# DOCUMENT EXCERPT
=== Section Start ===

The complicating factor is that we’re in Bank of America’s “Keep The Change” program which means that any debit card transaction gets rounded up, with that amount going into savings. One way it helps is that most transactions are just straight-up dollar amounts, but the problem is sometimes you forget which ones are rounded and which aren’t. But if I go into it a few times a week, I’m generally only a few cents off.
I hope that we’ll soon be in a place where this whole routine isn’t necessary, but I suspect I’ll do it even then, just out of habit.
Well, yes. Depends on where you live and your means, but I’ve known many that pay by check. Again, I rent. None of my renters have allowed me to do automatic drafts from my bank account to somewhere else. It’s check only. Those are at least 12 checks per year.
Add to that, when I lived with roomates, that we split the utilities, and I had to pay my part… again, with check.
And, as unreal as it sounds (it sounded weird to me the first time it happened, too!), there are places where, if you try to pay online, they’ll add an extra fee. I’m sorry, but that fee, although minor for some, is enough for making me just write the check and mail it.
Seriously, those questions do sound a bit arrogant. I know I sometimes get on my parents’ case for not taking advantage of the technology options available, but I do realize that they are not always available even if we want them.
I tell my bank to send a check and have it arrive by a certain date, same as with my other bills. There’s no difference on my end between sending a check and a direct transfer to their account other than the time it takes for the money to move. Never had a problem with it, and I don’t have to buy stamps and envelopes. I guess not all banks do this.
Since I’m on a grad student budget, I keep track of everything to the penny and am a little obsessive about it. I keep two Excel spreadsheets that I update whenever I spend (or receive) money. One is PearBudget, where I keep track of how much I spend in different categories, including things I pay for with cash. The other one is just a simple tally of what’s in my checking account and where the money goes to. I update it whenever money goes in or out, and I reconcile it with what my bank website says once a week or so to check exchange rates, make sure nothing weird is going on, etc. I’ve had that one since I started college; I started using PearBudget last summer when I moved out of my parents’ house.
You don’t have a choice for me, which is that my wife does it–every month, religiously. When I got married, my wife was horrified to discover that I was satisfied if it balanced within $5. I was horrified that she tore up her canceled checks and threw them away. I broke her of that practice, but she insisted on balancing to the penny every month and now, 46 years later, she still does and canceled checks are but a dim memory.
These are the things that keep me writing checks at least a few times a year (also rent gets a check for various reasons, so I average probably about 20-25 checks per year). In Kansas it seems that all the state agencies as well as the school district charges a “convenience fee” for paying online. For the school is is only $3.00 per transaction, but when you consider school lunches (what I am usually adding to an account online) are $2.25, that is like paying for more than a full extra lunch and it just doesn’t seem right. The “Board of Healing Arts” for (medical) license renewal tacks on a fee if paid online, and motor vehicle registration does as well (they also charge an outrageous, even higher convenience fee if you use your card in person at the DMV to re-register).
$3.00 here and there is not much, but considering I have 2 kids in school who need their lunch accounts kept full (I tried putting enough in each for the whole semester but then they think it is extra money and end up buying 6 and 7 dollar lunches with all the ala carte items) two vehicles to register, and a couple of different licenses to keep current, it can easily cost me more than $100/year just in convenience fees if I chose to make use of the online payment in those cases.

=== Section End ===

# MATERIAL SHOWN

=== Section Start ===

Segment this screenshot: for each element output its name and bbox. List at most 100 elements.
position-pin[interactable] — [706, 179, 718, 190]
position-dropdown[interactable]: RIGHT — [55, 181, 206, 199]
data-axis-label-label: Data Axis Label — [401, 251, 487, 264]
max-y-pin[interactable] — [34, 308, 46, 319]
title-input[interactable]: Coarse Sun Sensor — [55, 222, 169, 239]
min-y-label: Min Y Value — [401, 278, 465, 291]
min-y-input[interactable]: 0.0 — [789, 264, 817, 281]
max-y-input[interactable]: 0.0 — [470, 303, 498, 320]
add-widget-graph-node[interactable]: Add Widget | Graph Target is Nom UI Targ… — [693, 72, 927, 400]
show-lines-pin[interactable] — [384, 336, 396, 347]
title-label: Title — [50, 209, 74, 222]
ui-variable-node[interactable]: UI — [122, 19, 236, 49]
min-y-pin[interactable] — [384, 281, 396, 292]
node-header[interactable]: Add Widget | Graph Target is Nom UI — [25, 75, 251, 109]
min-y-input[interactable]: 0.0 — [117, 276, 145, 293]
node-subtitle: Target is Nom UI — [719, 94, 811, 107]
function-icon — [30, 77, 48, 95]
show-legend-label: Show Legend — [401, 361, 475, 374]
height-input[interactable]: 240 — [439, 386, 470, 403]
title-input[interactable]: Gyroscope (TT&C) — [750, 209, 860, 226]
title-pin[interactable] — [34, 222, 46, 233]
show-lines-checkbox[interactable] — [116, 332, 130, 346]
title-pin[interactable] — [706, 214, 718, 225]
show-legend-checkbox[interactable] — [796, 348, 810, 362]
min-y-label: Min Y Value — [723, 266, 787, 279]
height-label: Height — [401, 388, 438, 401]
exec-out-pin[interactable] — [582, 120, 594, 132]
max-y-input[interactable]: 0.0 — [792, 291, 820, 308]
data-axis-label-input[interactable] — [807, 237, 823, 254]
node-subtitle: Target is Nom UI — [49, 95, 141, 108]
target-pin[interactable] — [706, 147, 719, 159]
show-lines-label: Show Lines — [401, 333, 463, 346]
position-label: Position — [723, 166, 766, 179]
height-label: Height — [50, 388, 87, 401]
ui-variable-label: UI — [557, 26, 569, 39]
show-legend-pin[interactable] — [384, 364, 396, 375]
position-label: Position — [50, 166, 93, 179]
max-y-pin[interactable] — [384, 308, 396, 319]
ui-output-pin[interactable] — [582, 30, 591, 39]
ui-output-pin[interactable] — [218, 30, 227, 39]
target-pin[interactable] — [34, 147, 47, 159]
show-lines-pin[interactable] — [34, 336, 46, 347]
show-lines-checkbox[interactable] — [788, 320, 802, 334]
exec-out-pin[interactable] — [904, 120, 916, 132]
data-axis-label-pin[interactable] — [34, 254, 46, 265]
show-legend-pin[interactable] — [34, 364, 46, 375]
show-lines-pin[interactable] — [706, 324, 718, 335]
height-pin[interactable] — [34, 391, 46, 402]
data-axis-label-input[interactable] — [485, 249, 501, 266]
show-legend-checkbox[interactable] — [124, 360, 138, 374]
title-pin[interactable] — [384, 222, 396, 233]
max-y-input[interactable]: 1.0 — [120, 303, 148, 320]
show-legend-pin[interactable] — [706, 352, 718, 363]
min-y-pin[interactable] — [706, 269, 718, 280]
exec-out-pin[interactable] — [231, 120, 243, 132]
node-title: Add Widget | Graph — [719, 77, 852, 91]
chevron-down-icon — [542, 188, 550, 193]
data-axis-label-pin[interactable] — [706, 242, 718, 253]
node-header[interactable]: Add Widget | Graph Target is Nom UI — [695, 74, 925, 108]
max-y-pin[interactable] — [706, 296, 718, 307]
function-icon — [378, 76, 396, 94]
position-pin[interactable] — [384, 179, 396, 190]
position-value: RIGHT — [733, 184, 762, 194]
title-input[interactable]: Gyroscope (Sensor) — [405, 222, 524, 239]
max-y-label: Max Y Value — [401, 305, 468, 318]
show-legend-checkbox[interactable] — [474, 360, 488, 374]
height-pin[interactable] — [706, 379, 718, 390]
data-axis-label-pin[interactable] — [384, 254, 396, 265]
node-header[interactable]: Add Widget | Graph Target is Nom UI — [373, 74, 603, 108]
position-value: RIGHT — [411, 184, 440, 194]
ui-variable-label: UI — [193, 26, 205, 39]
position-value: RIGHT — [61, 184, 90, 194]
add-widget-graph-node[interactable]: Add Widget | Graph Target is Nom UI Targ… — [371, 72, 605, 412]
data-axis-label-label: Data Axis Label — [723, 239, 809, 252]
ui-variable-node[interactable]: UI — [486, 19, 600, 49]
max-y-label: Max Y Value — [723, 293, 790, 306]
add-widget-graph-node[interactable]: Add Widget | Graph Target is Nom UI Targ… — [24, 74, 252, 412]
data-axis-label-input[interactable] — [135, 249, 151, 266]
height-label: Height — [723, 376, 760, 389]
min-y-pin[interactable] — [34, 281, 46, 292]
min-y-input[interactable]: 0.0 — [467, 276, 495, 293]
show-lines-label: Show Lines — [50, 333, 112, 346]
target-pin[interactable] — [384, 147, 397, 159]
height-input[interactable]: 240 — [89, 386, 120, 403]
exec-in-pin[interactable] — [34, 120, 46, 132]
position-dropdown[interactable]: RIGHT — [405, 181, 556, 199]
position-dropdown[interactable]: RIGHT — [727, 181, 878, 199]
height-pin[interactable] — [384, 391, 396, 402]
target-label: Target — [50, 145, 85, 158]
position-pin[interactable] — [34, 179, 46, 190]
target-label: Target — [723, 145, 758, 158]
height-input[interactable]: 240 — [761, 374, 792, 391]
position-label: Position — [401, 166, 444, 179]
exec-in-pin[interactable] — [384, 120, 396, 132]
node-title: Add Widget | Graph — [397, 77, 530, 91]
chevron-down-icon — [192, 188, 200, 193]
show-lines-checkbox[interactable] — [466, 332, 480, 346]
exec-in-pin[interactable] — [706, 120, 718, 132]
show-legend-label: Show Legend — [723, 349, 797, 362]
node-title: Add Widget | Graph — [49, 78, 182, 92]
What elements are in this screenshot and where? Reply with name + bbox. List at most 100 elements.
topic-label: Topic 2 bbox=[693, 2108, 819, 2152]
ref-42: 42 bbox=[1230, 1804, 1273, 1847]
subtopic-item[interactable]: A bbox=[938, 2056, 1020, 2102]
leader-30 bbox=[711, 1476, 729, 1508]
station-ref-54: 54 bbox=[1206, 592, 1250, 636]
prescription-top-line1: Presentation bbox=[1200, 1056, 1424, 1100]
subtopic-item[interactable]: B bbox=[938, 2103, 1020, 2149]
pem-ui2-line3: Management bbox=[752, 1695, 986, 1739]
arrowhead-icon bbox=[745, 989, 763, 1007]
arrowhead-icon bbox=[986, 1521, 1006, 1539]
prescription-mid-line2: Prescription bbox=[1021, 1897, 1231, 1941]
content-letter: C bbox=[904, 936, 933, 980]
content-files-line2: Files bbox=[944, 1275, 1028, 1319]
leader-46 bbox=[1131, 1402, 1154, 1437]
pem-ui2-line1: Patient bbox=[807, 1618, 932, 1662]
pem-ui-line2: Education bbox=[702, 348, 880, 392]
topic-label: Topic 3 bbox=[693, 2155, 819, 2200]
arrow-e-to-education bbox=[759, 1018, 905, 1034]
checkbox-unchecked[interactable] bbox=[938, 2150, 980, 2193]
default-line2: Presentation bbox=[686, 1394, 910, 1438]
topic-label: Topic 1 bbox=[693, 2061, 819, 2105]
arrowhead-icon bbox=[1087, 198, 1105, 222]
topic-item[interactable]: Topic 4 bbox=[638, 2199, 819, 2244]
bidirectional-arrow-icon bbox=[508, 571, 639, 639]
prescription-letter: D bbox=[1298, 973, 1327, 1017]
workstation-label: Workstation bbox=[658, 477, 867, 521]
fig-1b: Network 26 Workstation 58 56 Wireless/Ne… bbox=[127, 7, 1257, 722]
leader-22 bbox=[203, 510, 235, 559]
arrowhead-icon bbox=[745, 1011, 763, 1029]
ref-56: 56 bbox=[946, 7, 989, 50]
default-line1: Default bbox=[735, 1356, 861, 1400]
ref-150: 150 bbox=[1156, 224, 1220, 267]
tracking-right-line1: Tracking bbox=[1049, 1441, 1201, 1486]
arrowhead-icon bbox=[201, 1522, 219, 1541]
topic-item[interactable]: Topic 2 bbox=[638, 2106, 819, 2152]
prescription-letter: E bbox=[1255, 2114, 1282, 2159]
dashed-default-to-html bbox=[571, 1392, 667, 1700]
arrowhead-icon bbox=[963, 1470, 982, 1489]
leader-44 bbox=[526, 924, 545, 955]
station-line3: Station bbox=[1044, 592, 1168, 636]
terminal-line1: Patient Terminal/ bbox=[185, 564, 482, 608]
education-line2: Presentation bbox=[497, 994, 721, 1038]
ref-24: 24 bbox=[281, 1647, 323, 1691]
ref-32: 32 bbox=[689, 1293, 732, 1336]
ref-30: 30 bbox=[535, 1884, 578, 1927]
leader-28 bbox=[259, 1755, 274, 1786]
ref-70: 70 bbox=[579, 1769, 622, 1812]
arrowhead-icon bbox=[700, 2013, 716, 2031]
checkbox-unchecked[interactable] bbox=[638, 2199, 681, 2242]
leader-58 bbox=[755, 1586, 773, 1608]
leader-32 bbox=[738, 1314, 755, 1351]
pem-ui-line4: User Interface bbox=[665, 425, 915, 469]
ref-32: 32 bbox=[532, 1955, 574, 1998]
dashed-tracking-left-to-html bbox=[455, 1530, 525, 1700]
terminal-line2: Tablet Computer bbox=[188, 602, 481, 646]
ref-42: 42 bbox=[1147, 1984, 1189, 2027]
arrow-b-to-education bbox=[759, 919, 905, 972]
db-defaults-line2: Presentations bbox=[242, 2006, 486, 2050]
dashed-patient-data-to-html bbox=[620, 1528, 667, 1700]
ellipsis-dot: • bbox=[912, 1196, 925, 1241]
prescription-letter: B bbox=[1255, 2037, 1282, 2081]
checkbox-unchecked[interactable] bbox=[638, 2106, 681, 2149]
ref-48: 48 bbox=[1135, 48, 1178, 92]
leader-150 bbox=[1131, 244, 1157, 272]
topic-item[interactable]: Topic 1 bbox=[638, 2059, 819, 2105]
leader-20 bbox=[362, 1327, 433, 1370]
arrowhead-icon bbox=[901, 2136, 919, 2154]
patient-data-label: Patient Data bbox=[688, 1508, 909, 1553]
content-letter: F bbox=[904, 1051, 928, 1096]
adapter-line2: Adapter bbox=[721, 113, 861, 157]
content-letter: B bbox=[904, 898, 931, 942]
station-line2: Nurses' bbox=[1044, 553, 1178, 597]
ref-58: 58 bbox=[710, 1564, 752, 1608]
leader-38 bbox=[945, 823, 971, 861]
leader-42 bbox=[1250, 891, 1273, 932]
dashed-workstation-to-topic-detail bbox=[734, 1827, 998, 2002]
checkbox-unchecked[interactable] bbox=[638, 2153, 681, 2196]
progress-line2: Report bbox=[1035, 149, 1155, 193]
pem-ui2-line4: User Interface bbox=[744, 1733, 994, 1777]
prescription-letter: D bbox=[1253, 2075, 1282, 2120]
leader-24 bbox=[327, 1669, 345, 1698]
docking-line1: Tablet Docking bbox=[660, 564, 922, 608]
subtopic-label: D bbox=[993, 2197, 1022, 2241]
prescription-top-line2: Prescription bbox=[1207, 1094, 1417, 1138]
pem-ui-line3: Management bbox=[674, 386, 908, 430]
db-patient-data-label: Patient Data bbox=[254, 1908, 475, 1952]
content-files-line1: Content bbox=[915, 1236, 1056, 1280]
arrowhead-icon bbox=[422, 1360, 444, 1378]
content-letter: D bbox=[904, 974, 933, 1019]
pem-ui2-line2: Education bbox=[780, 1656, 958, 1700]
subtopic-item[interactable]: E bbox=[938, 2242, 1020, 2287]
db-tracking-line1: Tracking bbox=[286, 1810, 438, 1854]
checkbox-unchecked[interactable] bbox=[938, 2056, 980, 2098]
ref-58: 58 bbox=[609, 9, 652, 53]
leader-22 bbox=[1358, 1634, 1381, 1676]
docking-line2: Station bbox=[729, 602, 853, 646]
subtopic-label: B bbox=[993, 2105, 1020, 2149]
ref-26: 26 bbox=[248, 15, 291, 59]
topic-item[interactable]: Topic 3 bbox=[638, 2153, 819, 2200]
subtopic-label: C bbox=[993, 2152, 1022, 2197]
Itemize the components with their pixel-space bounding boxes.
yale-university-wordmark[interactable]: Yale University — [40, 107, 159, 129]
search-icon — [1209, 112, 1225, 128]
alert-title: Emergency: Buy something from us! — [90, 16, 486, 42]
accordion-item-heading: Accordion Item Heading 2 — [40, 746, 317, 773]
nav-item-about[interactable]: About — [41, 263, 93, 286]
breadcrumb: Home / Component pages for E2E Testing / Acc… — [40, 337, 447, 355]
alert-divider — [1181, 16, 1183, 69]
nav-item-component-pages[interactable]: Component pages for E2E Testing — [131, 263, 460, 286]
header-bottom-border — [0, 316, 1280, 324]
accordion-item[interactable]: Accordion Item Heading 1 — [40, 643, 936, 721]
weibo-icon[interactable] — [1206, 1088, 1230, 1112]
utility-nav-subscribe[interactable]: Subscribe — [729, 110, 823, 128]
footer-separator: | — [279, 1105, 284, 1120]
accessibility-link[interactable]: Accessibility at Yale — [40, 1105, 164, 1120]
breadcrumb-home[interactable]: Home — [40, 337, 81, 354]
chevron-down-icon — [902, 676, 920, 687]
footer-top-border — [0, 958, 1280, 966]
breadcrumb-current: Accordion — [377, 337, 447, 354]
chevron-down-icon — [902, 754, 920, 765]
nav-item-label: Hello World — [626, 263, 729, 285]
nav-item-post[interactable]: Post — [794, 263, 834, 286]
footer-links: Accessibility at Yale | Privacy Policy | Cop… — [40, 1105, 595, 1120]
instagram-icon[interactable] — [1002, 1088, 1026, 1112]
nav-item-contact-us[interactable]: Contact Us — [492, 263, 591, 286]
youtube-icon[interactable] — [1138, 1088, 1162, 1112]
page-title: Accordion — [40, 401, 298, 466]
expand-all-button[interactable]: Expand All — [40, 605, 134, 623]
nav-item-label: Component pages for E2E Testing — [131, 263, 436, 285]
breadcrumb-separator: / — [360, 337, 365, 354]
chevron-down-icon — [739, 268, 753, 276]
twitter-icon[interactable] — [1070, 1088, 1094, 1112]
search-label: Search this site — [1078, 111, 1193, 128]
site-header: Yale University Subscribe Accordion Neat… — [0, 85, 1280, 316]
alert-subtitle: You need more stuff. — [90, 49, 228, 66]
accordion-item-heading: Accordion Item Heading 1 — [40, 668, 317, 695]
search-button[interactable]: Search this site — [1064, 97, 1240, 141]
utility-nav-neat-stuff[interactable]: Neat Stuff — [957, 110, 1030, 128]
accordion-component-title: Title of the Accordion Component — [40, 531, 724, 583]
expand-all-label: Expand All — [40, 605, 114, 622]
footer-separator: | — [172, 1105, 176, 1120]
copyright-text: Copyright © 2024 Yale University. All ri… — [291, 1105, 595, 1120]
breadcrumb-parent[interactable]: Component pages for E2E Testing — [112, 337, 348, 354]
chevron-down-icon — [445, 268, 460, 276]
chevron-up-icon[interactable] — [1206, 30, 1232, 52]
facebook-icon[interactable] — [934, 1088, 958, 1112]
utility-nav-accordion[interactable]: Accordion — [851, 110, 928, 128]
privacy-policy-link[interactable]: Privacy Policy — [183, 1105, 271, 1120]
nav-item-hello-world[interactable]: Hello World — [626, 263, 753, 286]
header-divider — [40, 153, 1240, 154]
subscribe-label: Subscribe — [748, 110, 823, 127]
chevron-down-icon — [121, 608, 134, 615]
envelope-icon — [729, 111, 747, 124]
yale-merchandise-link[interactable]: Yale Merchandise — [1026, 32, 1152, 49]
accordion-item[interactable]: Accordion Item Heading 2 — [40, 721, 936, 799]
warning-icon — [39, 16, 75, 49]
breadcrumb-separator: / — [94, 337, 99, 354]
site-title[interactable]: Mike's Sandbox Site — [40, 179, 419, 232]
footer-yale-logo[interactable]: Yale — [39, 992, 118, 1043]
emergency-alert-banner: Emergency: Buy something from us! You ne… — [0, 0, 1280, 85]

=== Section End ===

# TASK STATEMENT
Say whether each statement below agrees with the comments on balancing accounts and paying by check. Answer yes or no for each, and quote the words from the text that decide it.
(a) In the "Keep The Change" program, debit card transactions are rounded up and the difference goes into savings.
(b) The commenter on a grad student budget keeps three Excel spreadsheets.
(c) The wife who balances the checkbook still balances it to the penny every month.

# TASK RESPONSE
(a) Yes: "any debit card transaction gets rounded up, with that amount going into savings"
(b) No: "I keep two Excel spreadsheets that I update whenever I spend (or receive) money."
(c) Yes: "she insisted on balancing to the penny every month and now, 46 years later, she still does"